[Start of TASK DATA]

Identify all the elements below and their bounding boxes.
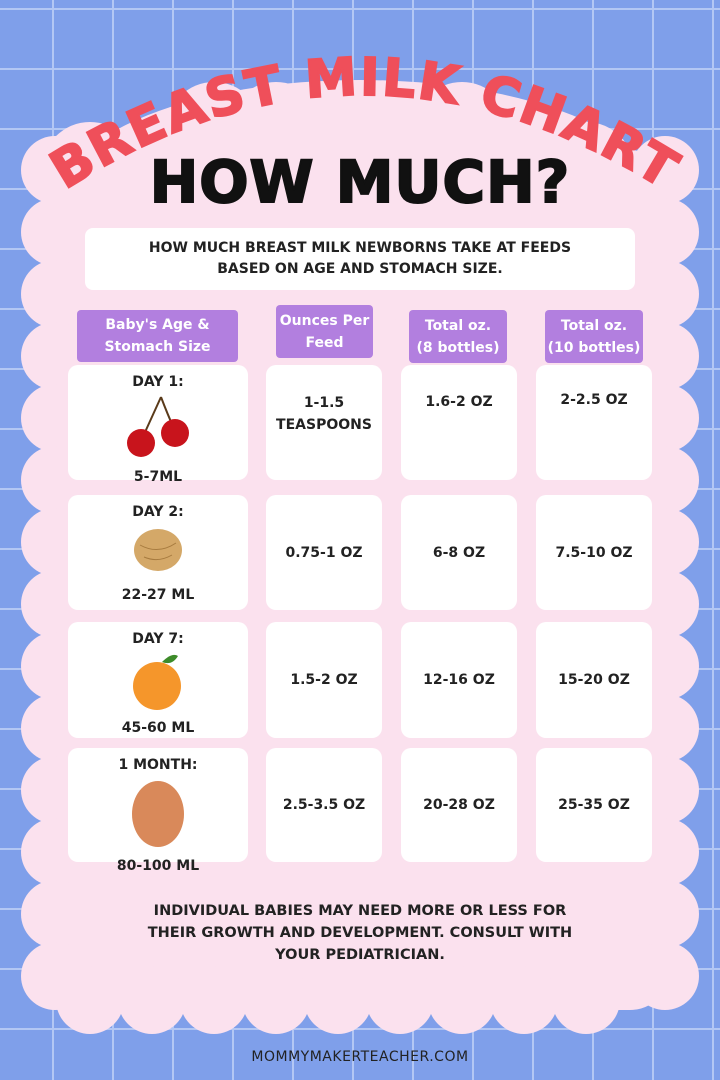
- footer-line: YOUR PEDIATRICIAN.: [275, 947, 445, 963]
- age-cell: 1 MONTH: 80-100 ML: [68, 748, 248, 874]
- age-label: DAY 7:: [132, 631, 184, 647]
- age-label: DAY 2:: [132, 504, 184, 520]
- footer-line: THEIR GROWTH AND DEVELOPMENT. CONSULT WI…: [147, 925, 573, 941]
- walnut-icon: [130, 525, 186, 582]
- total-8-cell: 6-8 OZ: [401, 495, 517, 610]
- page-heading: HOW MUCH?: [149, 147, 571, 217]
- age-cell: DAY 7: 45-60 ML: [68, 622, 248, 738]
- stomach-size: 45-60 ML: [121, 720, 195, 736]
- cherry-icon: [123, 393, 193, 466]
- column-header: Ounces Per Feed: [276, 305, 373, 358]
- total-10-cell: 7.5-10 OZ: [536, 495, 652, 610]
- stomach-size: 80-100 ML: [116, 858, 200, 874]
- column-header: Total oz. (8 bottles): [409, 310, 507, 363]
- subtitle-line: BASED ON AGE AND STOMACH SIZE.: [217, 261, 503, 277]
- column-header: Baby's Age & Stomach Size: [77, 310, 238, 362]
- footer-line: INDIVIDUAL BABIES MAY NEED MORE OR LESS …: [153, 903, 567, 919]
- per-feed-cell: 1-1.5 TEASPOONS: [266, 365, 382, 480]
- total-10-cell: 2-2.5 OZ: [536, 365, 652, 480]
- total-8-cell: 12-16 OZ: [401, 622, 517, 738]
- age-cell: DAY 1: 5-7ML: [68, 365, 248, 485]
- age-label: 1 MONTH:: [118, 757, 198, 773]
- total-10-cell: 25-35 OZ: [536, 748, 652, 862]
- per-feed-cell: 2.5-3.5 OZ: [266, 748, 382, 862]
- total-8-cell: 1.6-2 OZ: [401, 365, 517, 480]
- per-feed-cell: 0.75-1 OZ: [266, 495, 382, 610]
- website-url: MOMMYMAKERTEACHER.COM: [251, 1049, 469, 1065]
- subtitle-box: HOW MUCH BREAST MILK NEWBORNS TAKE AT FE…: [85, 228, 635, 290]
- footer-note: INDIVIDUAL BABIES MAY NEED MORE OR LESS …: [120, 900, 600, 966]
- age-cell: DAY 2: 22-27 ML: [68, 495, 248, 610]
- total-10-cell: 15-20 OZ: [536, 622, 652, 738]
- age-label: DAY 1:: [132, 374, 184, 390]
- total-8-cell: 20-28 OZ: [401, 748, 517, 862]
- stomach-size: 22-27 ML: [121, 587, 195, 603]
- column-header: Total oz. (10 bottles): [545, 310, 643, 363]
- stomach-size: 5-7ML: [133, 469, 183, 485]
- egg-icon: [130, 776, 186, 855]
- per-feed-cell: 1.5-2 OZ: [266, 622, 382, 738]
- apricot-icon: [128, 650, 188, 717]
- subtitle-line: HOW MUCH BREAST MILK NEWBORNS TAKE AT FE…: [148, 240, 572, 256]
- title-arc: BREAST MILK CHART: [39, 46, 688, 202]
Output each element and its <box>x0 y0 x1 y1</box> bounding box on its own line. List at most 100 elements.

[End of TASK DATA]

WHAT TO PRODUCE: Copy the entries from "- footer-line: YOUR" down to "- website-url: MOMMYMAKERTEACHER.COM: [251, 1049, 469, 1065]", changing "per-feed-cell" to "per-feeding-cell" and keeping everything else the same. Give only those lines.

RESPONSE BELOW:
- footer-line: YOUR PEDIATRICIAN.: [275, 947, 445, 963]
- age-cell: 1 MONTH: 80-100 ML: [68, 748, 248, 874]
- age-label: DAY 7:: [132, 631, 184, 647]
- age-label: DAY 2:: [132, 504, 184, 520]
- footer-line: THEIR GROWTH AND DEVELOPMENT. CONSULT WI…: [147, 925, 573, 941]
- walnut-icon: [130, 525, 186, 582]
- total-8-cell: 6-8 OZ: [401, 495, 517, 610]
- page-heading: HOW MUCH?: [149, 147, 571, 217]
- age-cell: DAY 7: 45-60 ML: [68, 622, 248, 738]
- stomach-size: 45-60 ML: [121, 720, 195, 736]
- cherry-icon: [123, 393, 193, 466]
- column-header: Ounces Per Feed: [276, 305, 373, 358]
- total-10-cell: 7.5-10 OZ: [536, 495, 652, 610]
- stomach-size: 80-100 ML: [116, 858, 200, 874]
- column-header: Total oz. (8 bottles): [409, 310, 507, 363]
- subtitle-line: BASED ON AGE AND STOMACH SIZE.: [217, 261, 503, 277]
- column-header: Baby's Age & Stomach Size: [77, 310, 238, 362]
- footer-line: INDIVIDUAL BABIES MAY NEED MORE OR LESS …: [153, 903, 567, 919]
- per-feeding-cell: 1-1.5 TEASPOONS: [266, 365, 382, 480]
- total-10-cell: 2-2.5 OZ: [536, 365, 652, 480]
- total-8-cell: 12-16 OZ: [401, 622, 517, 738]
- age-cell: DAY 1: 5-7ML: [68, 365, 248, 485]
- age-label: 1 MONTH:: [118, 757, 198, 773]
- total-10-cell: 25-35 OZ: [536, 748, 652, 862]
- per-feeding-cell: 2.5-3.5 OZ: [266, 748, 382, 862]
- total-8-cell: 1.6-2 OZ: [401, 365, 517, 480]
- per-feeding-cell: 0.75-1 OZ: [266, 495, 382, 610]
- website-url: MOMMYMAKERTEACHER.COM: [251, 1049, 469, 1065]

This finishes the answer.